-- begin --

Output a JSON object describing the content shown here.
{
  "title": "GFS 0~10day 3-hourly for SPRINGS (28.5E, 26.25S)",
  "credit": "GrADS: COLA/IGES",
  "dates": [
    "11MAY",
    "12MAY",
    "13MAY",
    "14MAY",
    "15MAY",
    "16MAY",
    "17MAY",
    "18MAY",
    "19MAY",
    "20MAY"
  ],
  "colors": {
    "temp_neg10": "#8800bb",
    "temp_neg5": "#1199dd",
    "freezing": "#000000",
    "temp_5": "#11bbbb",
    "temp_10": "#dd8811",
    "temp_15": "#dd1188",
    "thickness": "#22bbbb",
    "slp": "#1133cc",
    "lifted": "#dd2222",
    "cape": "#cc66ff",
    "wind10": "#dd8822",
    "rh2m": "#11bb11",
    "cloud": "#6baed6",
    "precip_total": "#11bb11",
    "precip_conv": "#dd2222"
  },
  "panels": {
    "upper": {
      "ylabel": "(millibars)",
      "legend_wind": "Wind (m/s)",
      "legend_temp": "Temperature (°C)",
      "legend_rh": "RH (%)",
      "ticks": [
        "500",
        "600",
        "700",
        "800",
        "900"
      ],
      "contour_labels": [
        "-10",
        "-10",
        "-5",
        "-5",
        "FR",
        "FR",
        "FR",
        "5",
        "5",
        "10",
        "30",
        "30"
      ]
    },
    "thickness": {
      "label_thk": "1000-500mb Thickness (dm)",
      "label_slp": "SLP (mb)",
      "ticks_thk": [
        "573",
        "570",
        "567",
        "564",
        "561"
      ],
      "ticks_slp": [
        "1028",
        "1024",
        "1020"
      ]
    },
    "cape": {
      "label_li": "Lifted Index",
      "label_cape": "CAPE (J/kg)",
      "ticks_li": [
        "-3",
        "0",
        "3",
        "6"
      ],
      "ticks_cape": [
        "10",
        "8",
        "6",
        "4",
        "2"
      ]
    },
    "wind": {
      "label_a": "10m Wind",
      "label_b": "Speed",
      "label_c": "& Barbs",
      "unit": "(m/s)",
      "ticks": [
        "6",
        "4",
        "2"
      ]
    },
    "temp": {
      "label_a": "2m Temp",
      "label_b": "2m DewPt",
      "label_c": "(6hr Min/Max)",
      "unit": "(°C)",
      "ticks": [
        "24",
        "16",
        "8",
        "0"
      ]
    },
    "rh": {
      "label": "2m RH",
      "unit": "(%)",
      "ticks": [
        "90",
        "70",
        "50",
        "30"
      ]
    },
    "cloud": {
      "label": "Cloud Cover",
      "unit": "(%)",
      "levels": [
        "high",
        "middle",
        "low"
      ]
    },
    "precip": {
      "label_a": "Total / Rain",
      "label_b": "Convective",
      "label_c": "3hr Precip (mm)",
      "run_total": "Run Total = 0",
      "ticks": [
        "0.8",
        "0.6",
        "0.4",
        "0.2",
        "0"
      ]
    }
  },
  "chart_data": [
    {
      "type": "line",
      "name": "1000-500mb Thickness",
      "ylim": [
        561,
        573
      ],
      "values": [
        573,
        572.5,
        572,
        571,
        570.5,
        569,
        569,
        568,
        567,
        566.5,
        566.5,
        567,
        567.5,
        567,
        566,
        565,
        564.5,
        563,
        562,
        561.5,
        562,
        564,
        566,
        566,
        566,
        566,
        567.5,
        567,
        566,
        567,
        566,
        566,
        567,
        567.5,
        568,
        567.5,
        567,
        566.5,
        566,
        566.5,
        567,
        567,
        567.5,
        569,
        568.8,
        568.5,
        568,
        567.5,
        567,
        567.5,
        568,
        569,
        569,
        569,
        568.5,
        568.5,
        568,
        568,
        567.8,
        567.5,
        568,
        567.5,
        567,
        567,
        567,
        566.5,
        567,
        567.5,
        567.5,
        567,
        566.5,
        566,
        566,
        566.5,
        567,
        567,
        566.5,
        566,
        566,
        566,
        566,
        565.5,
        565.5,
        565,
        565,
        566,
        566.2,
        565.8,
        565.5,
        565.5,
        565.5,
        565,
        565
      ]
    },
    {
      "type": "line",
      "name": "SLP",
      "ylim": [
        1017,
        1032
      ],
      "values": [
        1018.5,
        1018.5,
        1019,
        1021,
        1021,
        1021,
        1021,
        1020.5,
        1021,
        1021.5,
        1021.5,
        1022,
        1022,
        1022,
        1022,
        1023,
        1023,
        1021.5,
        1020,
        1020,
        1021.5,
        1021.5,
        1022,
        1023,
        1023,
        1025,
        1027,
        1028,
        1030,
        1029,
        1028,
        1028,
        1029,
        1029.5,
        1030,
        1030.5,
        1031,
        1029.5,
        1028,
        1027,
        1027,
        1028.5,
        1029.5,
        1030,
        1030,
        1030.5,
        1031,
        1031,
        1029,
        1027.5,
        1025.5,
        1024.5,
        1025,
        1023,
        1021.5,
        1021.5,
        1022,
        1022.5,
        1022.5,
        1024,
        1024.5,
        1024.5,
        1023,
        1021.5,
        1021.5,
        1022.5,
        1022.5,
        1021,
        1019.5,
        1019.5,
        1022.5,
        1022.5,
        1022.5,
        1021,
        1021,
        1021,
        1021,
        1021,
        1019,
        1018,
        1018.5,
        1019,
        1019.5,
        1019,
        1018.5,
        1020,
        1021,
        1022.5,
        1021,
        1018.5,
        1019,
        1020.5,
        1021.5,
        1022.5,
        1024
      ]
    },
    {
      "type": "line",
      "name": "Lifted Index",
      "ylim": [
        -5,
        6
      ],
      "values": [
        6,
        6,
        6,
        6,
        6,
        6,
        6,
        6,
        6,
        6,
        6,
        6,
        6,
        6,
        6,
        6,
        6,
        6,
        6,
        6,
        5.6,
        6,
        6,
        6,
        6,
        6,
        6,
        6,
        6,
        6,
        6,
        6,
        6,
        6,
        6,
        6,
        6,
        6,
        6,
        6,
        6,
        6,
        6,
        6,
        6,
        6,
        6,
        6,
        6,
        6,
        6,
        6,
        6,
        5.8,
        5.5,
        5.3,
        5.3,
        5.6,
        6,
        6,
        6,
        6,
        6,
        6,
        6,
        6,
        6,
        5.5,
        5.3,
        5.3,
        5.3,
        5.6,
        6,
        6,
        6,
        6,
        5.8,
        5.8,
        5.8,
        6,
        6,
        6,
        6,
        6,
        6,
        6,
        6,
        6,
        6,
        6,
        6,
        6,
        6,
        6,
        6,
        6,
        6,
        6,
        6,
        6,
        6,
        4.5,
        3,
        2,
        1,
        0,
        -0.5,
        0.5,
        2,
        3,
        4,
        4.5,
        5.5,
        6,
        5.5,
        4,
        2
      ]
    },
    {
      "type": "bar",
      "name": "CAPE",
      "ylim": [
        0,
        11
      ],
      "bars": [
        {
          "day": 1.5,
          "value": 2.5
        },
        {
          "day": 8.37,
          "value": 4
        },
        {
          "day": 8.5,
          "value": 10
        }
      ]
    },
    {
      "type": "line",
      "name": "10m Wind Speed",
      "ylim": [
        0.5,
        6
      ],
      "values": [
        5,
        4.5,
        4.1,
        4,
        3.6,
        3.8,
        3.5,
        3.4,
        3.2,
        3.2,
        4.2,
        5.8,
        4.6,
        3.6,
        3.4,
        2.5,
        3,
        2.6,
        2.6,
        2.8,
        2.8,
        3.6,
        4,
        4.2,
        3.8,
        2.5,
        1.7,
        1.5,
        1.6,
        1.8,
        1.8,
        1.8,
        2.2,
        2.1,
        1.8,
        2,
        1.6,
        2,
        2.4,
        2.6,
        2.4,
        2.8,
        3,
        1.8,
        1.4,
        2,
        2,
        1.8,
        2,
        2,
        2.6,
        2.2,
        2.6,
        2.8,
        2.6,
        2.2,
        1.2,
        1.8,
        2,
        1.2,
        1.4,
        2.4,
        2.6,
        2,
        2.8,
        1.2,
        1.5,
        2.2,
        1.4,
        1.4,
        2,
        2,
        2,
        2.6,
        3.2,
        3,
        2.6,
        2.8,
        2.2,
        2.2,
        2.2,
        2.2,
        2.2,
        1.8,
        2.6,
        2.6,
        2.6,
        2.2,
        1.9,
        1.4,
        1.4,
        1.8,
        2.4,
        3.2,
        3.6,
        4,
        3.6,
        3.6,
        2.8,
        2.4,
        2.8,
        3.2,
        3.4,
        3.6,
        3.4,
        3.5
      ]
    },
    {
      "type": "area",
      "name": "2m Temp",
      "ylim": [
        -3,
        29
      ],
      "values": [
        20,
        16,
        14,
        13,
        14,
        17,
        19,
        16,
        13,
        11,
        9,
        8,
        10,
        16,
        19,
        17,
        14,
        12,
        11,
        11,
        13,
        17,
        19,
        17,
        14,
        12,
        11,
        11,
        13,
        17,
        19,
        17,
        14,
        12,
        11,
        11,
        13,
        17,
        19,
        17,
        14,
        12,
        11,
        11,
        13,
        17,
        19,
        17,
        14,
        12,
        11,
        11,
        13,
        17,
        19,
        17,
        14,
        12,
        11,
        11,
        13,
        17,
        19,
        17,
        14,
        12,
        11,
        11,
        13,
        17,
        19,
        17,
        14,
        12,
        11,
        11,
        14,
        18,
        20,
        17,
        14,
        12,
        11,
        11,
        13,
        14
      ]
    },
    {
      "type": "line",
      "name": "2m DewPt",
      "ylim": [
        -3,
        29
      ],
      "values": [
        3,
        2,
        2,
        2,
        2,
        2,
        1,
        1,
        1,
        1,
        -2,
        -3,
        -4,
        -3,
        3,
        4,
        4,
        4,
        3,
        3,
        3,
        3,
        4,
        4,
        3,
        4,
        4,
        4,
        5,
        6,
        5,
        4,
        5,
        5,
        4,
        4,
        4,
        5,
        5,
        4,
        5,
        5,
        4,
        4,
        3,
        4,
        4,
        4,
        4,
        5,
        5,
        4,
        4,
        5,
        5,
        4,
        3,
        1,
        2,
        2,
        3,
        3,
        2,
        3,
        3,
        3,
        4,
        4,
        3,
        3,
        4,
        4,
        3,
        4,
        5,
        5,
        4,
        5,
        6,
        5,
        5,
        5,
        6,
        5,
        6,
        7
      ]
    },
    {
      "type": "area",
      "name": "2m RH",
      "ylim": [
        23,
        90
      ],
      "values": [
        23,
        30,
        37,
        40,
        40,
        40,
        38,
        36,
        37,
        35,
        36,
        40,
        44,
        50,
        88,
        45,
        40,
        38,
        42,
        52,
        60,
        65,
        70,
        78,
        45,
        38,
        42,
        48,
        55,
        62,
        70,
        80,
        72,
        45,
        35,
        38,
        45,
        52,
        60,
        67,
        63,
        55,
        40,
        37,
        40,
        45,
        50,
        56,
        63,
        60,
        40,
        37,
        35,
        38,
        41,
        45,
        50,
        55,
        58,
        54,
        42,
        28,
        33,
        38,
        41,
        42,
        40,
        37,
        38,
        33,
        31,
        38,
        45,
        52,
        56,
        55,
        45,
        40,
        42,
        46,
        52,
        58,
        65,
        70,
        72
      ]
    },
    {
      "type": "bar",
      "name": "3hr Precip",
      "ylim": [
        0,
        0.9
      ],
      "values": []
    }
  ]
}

-- end --

Exercise details
Find out how many lines in the listing contain the string "name". Give the number alone.

Finished exercise
9